**Set task:** Gather up every line from the entries below that uses the word "text".

**Recorded data:**
>> Start

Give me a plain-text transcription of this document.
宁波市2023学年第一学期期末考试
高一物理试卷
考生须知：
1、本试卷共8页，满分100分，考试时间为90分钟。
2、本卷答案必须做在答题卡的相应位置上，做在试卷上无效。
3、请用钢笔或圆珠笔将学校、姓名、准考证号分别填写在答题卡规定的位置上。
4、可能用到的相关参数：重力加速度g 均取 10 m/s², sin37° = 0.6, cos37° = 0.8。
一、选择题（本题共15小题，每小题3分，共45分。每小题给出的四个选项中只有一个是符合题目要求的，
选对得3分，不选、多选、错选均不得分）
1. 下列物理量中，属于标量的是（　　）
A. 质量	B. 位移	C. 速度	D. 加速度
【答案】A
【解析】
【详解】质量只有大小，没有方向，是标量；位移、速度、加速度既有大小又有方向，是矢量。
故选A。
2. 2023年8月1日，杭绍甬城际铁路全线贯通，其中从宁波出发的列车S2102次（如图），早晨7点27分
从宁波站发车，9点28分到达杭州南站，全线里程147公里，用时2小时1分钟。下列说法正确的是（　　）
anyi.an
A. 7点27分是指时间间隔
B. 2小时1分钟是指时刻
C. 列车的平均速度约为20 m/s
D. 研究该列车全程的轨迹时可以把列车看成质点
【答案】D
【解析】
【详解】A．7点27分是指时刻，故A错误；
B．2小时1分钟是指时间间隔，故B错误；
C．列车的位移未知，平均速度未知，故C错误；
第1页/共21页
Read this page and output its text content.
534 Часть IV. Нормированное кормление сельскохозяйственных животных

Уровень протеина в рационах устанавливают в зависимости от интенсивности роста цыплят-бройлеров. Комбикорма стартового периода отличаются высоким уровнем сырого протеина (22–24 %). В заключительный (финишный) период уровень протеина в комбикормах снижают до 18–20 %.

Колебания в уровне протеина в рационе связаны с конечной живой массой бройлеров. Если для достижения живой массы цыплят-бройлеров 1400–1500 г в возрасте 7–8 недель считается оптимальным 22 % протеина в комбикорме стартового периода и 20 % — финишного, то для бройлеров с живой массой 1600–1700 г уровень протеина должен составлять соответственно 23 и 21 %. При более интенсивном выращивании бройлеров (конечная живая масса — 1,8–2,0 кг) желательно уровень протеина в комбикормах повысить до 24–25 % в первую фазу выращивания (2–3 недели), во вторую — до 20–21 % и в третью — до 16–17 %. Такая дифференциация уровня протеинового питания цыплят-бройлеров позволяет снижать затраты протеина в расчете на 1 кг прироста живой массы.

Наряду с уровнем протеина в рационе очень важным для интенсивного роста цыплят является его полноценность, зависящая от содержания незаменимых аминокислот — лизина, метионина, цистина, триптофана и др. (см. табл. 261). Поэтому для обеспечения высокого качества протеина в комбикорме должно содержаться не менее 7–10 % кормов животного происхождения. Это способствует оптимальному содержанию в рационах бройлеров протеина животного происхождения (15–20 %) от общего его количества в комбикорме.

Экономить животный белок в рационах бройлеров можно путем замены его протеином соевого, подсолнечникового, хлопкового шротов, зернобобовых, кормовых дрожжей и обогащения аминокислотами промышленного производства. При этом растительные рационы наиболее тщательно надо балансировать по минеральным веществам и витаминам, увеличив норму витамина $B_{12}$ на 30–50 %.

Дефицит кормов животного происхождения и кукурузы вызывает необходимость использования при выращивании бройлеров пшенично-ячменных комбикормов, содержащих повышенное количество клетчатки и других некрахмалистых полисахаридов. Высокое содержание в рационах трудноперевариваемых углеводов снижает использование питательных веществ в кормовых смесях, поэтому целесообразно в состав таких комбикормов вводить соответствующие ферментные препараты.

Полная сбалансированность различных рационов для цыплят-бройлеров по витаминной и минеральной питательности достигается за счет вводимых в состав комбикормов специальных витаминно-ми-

>> End

**Task solution:**
Give me a plain-text transcription of this document.
Read this page and output its text content.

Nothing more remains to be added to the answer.